# EXTRAIT RETENU
────────────────

Victor Ginsburgh
Il y a quelques années, peu d’années, j’ai croisé (rencontré ?) Chantal
Akerman sur la plateforme d’un train de Bruxelles à Paris. Sans la reconnaître
immédiatement, puisque je ne l’avais jamais vue qu’en photo, je l’entends
soudain me dire : « Vous êtes Juif, n’est-ce pas? ». « Oui,
bien sûr », ai-je répondu, « comment voyez-vous (ou savez-vous) cela ? »
Et puis les paroles se sont effacées parce que le train arrivait en gare de
Paris Nord, et pressés par le temps, l’un et l’autre, et par les autres, nous
nous sommes perdus de vue sur les quais. Mais j’ai, par la suite, très souvent
pensé à elle et à ce très et trop court dialogue.
Voilà comment les choses se passent dans la diaspora, où que l’on soit,
même dans un train entre Bruxelles et Paris, pas sur la terre,
mais avec
la terre qui roule sous le train. Aucun besoin de terre, surtout pas de la
‘terre d’Israël’, mais un besoin de parler.
Très peu de référence à Israël dans les dits, écrits et films de Chantal
Akerman. La famille, dont sa mère, rescapée d’Auschwitz, s’est installée en
Belgique après la guerre.
Un voyage en Israël quand même, en 2006, où elle a passé une ou deux
semaines, cloîtrée et protégée par des stores dans un appartement qui lui avait
été prêté. Elle en est sortie quelquefois pour voir la mer qui était à deux
pas.
Elle y tourne son film Là-bas, en
faisant des prises de vues depuis sa fenêtre. Des images de ses voisins sur
leurs balcons. Une femme, un homme qui regarde ses plantes pousser :
« Je ne pense pas que les plantes poussent plus vite en Israël »,
dit-elle. Images d’une famille de Hassidim (religieux mystiques
juifs) qui
quitte la plage. Israël est-il vraiment la terre promise, ou plutôt un nouvel
exil ? (1)-(2)

────────────────

Recopiez mot pour mot un passage du texte sur Chantal Akerman : commencez aux mots « Victor Ginsburgh » et arrêtez-vous après « trop court dialogue. ». Les entrées ci-dessous proviennent d'une source distincte.

────────────────

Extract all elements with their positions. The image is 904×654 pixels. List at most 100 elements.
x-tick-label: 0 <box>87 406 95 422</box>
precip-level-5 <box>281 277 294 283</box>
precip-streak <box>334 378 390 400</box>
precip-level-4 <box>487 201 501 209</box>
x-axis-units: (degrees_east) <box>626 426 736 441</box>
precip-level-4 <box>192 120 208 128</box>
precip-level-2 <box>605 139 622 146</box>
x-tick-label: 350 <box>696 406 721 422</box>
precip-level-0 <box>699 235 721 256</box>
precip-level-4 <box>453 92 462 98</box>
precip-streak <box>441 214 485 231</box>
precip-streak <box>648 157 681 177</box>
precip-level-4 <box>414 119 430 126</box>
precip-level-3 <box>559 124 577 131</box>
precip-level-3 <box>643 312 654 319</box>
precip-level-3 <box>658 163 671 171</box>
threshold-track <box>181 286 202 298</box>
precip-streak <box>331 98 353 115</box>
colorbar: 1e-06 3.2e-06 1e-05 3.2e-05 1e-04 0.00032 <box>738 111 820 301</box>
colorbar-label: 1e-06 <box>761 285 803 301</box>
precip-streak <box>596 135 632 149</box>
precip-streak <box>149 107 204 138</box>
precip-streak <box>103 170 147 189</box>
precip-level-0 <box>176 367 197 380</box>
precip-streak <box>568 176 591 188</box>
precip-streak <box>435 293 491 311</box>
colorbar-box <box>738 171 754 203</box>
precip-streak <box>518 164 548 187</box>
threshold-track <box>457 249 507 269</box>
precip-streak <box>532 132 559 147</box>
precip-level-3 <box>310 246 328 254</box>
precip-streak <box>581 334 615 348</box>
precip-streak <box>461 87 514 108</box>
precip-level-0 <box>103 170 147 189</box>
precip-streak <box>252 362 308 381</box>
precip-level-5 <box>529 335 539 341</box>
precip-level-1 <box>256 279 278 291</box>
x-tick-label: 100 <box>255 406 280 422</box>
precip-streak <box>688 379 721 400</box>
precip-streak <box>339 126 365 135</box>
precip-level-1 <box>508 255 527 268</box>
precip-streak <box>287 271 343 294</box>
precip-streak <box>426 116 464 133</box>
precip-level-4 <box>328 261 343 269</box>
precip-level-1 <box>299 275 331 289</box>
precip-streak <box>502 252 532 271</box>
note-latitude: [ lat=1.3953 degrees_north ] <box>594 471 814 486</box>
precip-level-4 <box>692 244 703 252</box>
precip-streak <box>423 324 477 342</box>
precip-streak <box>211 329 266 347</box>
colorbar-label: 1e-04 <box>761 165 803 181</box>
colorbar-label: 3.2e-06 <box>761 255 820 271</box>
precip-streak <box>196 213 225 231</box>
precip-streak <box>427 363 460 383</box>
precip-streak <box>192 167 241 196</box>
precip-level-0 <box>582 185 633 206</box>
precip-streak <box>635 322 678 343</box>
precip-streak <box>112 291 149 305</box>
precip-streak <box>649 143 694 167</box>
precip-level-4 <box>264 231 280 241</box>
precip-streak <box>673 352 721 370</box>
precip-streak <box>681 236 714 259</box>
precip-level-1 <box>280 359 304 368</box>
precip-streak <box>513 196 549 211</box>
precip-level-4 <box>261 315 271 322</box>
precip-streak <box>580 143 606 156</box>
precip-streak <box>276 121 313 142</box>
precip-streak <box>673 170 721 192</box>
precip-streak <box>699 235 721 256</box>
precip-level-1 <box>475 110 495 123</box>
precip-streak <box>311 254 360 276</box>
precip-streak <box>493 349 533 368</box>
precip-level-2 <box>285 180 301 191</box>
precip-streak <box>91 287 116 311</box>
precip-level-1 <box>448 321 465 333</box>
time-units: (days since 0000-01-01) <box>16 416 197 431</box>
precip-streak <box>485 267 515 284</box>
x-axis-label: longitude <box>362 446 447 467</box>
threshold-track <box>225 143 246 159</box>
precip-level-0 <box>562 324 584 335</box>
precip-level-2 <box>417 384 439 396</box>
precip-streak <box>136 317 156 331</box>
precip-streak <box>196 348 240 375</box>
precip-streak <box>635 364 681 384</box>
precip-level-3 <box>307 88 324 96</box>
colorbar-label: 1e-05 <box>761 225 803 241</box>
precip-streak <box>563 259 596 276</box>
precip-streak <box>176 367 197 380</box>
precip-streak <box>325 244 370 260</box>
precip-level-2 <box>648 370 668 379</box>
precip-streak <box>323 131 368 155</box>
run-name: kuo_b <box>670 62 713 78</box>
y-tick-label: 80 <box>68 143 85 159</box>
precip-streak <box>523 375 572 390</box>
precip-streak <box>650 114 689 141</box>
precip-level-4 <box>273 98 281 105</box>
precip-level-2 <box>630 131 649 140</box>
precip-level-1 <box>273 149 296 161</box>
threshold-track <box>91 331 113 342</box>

────────────────

# RÉPONSE ATTENDUE
Victor Ginsburgh
Il y a quelques années, peu d’années, j’ai croisé (rencontré ?) Chantal
Akerman sur la plateforme d’un train de Bruxelles à Paris. Sans la reconnaître
immédiatement, puisque je ne l’avais jamais vue qu’en photo, je l’entends
soudain me dire : « Vous êtes Juif, n’est-ce pas? ». « Oui,
bien sûr », ai-je répondu, « comment voyez-vous (ou savez-vous) cela ? »
Et puis les paroles se sont effacées parce que le train arrivait en gare de
Paris Nord, et pressés par le temps, l’un et l’autre, et par les autres, nous
nous sommes perdus de vue sur les quais. Mais j’ai, par la suite, très souvent
pensé à elle et à ce très et trop court dialogue.